**WRITTEN TASK:**
Where a line in the listing contains the string "Lane", copy that line out.

━━ EXERCISE MATERIAL ━━

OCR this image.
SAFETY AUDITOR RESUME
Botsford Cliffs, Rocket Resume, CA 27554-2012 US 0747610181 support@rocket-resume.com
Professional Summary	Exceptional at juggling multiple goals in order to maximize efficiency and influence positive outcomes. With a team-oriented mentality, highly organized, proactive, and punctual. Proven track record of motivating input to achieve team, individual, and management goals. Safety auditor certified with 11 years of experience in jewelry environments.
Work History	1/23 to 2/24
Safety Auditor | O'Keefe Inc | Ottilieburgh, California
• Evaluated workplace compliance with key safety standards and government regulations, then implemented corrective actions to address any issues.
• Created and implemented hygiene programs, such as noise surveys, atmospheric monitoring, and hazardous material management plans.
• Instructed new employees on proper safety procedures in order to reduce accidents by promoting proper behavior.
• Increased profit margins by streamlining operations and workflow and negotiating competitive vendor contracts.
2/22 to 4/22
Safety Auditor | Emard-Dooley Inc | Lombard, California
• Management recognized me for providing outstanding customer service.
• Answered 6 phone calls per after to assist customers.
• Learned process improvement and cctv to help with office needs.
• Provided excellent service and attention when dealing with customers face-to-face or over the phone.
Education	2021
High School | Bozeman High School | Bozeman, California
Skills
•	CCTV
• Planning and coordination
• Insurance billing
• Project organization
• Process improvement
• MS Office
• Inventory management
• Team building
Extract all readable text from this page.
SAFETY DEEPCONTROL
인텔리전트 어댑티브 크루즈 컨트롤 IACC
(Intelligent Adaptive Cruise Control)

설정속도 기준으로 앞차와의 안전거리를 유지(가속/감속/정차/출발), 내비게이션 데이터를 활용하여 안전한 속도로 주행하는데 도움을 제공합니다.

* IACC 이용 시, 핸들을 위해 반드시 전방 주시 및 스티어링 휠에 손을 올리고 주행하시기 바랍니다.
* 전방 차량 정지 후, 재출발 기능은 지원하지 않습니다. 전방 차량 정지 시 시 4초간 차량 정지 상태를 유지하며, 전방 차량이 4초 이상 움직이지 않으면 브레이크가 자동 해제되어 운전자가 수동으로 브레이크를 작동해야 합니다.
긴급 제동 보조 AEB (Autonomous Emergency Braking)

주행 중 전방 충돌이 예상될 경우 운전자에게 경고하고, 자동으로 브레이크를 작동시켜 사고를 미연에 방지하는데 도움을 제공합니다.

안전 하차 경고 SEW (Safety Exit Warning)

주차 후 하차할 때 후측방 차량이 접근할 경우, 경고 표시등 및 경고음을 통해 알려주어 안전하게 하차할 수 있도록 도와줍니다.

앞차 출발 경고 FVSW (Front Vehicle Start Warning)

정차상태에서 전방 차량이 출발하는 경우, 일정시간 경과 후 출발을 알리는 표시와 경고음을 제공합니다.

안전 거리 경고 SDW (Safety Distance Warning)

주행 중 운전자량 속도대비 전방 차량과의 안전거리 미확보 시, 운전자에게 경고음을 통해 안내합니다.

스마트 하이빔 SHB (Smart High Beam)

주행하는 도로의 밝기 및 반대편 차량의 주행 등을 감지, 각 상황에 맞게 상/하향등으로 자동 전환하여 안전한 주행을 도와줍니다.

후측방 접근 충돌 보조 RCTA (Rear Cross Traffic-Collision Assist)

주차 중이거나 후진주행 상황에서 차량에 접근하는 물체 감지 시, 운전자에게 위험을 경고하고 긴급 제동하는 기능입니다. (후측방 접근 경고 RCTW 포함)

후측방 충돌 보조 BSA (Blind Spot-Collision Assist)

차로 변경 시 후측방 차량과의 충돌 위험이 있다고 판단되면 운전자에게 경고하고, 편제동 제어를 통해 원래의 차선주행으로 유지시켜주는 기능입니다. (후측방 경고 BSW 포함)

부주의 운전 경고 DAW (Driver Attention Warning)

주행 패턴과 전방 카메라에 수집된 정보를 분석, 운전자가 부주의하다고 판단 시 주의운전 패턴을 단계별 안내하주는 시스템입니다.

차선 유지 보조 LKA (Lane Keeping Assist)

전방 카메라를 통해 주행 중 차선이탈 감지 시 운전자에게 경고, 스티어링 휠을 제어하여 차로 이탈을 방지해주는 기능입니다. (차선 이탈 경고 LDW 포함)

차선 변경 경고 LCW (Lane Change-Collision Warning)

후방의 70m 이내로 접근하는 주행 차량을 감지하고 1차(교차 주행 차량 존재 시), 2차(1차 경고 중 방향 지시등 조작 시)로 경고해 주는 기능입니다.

━━━

**EXERCISE OUTPUT:**
차선 유지 보조 LKA (Lane Keeping Assist)
차선 변경 경고 LCW (Lane Change-Collision Warning)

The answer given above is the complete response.